* START STORED DATA *
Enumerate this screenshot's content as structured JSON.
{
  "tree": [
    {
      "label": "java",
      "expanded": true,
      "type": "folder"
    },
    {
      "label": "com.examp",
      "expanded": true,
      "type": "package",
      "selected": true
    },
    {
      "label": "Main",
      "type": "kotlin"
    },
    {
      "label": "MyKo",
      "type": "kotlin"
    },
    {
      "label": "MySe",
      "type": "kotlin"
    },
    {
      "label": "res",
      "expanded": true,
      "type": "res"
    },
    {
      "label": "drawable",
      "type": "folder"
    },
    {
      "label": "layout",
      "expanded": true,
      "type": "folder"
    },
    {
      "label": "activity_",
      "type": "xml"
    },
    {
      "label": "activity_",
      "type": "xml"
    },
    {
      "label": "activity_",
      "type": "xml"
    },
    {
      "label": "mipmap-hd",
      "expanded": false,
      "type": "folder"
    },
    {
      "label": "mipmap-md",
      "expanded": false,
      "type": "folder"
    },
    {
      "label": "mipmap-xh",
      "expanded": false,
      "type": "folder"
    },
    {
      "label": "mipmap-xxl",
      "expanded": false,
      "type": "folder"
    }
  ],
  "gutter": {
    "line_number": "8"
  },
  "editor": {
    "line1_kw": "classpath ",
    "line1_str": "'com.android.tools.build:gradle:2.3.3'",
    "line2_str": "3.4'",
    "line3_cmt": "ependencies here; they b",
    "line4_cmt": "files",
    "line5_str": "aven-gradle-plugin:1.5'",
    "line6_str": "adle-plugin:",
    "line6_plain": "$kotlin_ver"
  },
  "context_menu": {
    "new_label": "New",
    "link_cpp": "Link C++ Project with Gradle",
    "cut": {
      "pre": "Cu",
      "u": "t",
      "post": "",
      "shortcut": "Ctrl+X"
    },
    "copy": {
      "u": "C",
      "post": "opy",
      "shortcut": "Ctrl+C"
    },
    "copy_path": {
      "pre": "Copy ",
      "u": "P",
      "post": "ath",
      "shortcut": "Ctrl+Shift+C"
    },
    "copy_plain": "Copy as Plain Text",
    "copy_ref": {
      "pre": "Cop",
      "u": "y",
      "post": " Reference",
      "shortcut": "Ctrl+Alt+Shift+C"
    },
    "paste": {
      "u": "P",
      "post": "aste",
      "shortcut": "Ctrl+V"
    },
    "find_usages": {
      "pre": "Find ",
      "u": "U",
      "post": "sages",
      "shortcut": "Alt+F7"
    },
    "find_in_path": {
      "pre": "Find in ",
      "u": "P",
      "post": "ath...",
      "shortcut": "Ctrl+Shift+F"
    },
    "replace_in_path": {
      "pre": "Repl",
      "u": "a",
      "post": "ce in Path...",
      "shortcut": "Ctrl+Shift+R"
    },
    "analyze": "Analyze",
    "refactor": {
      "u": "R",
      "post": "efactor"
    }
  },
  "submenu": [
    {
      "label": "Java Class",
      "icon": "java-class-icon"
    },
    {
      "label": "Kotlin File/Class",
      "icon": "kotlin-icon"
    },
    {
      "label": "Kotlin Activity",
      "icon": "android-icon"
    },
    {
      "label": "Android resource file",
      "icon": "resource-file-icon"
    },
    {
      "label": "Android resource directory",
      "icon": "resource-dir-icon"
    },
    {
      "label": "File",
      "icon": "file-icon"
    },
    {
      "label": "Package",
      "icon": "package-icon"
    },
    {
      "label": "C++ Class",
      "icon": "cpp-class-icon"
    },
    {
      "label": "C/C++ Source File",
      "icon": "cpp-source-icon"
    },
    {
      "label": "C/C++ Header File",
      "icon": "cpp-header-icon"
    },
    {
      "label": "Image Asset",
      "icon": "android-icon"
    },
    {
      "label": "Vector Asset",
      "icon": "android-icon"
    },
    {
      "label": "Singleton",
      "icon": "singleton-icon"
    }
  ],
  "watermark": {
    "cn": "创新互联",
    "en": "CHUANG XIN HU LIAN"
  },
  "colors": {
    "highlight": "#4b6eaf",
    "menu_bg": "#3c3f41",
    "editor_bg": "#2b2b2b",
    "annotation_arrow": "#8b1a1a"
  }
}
* END STORED DATA *
### PROBLEM DETAILS
Write out all the records above again, exactly as they stand.

### THE COMPLETED TASK
Enumerate this screenshot's content as structured JSON.
{
  "tree": [
    {
      "label": "java",
      "expanded": true,
      "type": "folder"
    },
    {
      "label": "com.examp",
      "expanded": true,
      "type": "package",
      "selected": true
    },
    {
      "label": "Main",
      "type": "kotlin"
    },
    {
      "label": "MyKo",
      "type": "kotlin"
    },
    {
      "label": "MySe",
      "type": "kotlin"
    },
    {
      "label": "res",
      "expanded": true,
      "type": "res"
    },
    {
      "label": "drawable",
      "type": "folder"
    },
    {
      "label": "layout",
      "expanded": true,
      "type": "folder"
    },
    {
      "label": "activity_",
      "type": "xml"
    },
    {
      "label": "activity_",
      "type": "xml"
    },
    {
      "label": "activity_",
      "type": "xml"
    },
    {
      "label": "mipmap-hd",
      "expanded": false,
      "type": "folder"
    },
    {
      "label": "mipmap-md",
      "expanded": false,
      "type": "folder"
    },
    {
      "label": "mipmap-xh",
      "expanded": false,
      "type": "folder"
    },
    {
      "label": "mipmap-xxl",
      "expanded": false,
      "type": "folder"
    }
  ],
  "gutter": {
    "line_number": "8"
  },
  "editor": {
    "line1_kw": "classpath ",
    "line1_str": "'com.android.tools.build:gradle:2.3.3'",
    "line2_str": "3.4'",
    "line3_cmt": "ependencies here; they b",
    "line4_cmt": "files",
    "line5_str": "aven-gradle-plugin:1.5'",
    "line6_str": "adle-plugin:",
    "line6_plain": "$kotlin_ver"
  },
  "context_menu": {
    "new_label": "New",
    "link_cpp": "Link C++ Project with Gradle",
    "cut": {
      "pre": "Cu",
      "u": "t",
      "post": "",
      "shortcut": "Ctrl+X"
    },
    "copy": {
      "u": "C",
      "post": "opy",
      "shortcut": "Ctrl+C"
    },
    "copy_path": {
      "pre": "Copy ",
      "u": "P",
      "post": "ath",
      "shortcut": "Ctrl+Shift+C"
    },
    "copy_plain": "Copy as Plain Text",
    "copy_ref": {
      "pre": "Cop",
      "u": "y",
      "post": " Reference",
      "shortcut": "Ctrl+Alt+Shift+C"
    },
    "paste": {
      "u": "P",
      "post": "aste",
      "shortcut": "Ctrl+V"
    },
    "find_usages": {
      "pre": "Find ",
      "u": "U",
      "post": "sages",
      "shortcut": "Alt+F7"
    },
    "find_in_path": {
      "pre": "Find in ",
      "u": "P",
      "post": "ath...",
      "shortcut": "Ctrl+Shift+F"
    },
    "replace_in_path": {
      "pre": "Repl",
      "u": "a",
      "post": "ce in Path...",
      "shortcut": "Ctrl+Shift+R"
    },
    "analyze": "Analyze",
    "refactor": {
      "u": "R",
      "post": "efactor"
    }
  },
  "submenu": [
    {
      "label": "Java Class",
      "icon": "java-class-icon"
    },
    {
      "label": "Kotlin File/Class",
      "icon": "kotlin-icon"
    },
    {
      "label": "Kotlin Activity",
      "icon": "android-icon"
    },
    {
      "label": "Android resource file",
      "icon": "resource-file-icon"
    },
    {
      "label": "Android resource directory",
      "icon": "resource-dir-icon"
    },
    {
      "label": "File",
      "icon": "file-icon"
    },
    {
      "label": "Package",
      "icon": "package-icon"
    },
    {
      "label": "C++ Class",
      "icon": "cpp-class-icon"
    },
    {
      "label": "C/C++ Source File",
      "icon": "cpp-source-icon"
    },
    {
      "label": "C/C++ Header File",
      "icon": "cpp-header-icon"
    },
    {
      "label": "Image Asset",
      "icon": "android-icon"
    },
    {
      "label": "Vector Asset",
      "icon": "android-icon"
    },
    {
      "label": "Singleton",
      "icon": "singleton-icon"
    }
  ],
  "watermark": {
    "cn": "创新互联",
    "en": "CHUANG XIN HU LIAN"
  },
  "colors": {
    "highlight": "#4b6eaf",
    "menu_bg": "#3c3f41",
    "editor_bg": "#2b2b2b",
    "annotation_arrow": "#8b1a1a"
  }
}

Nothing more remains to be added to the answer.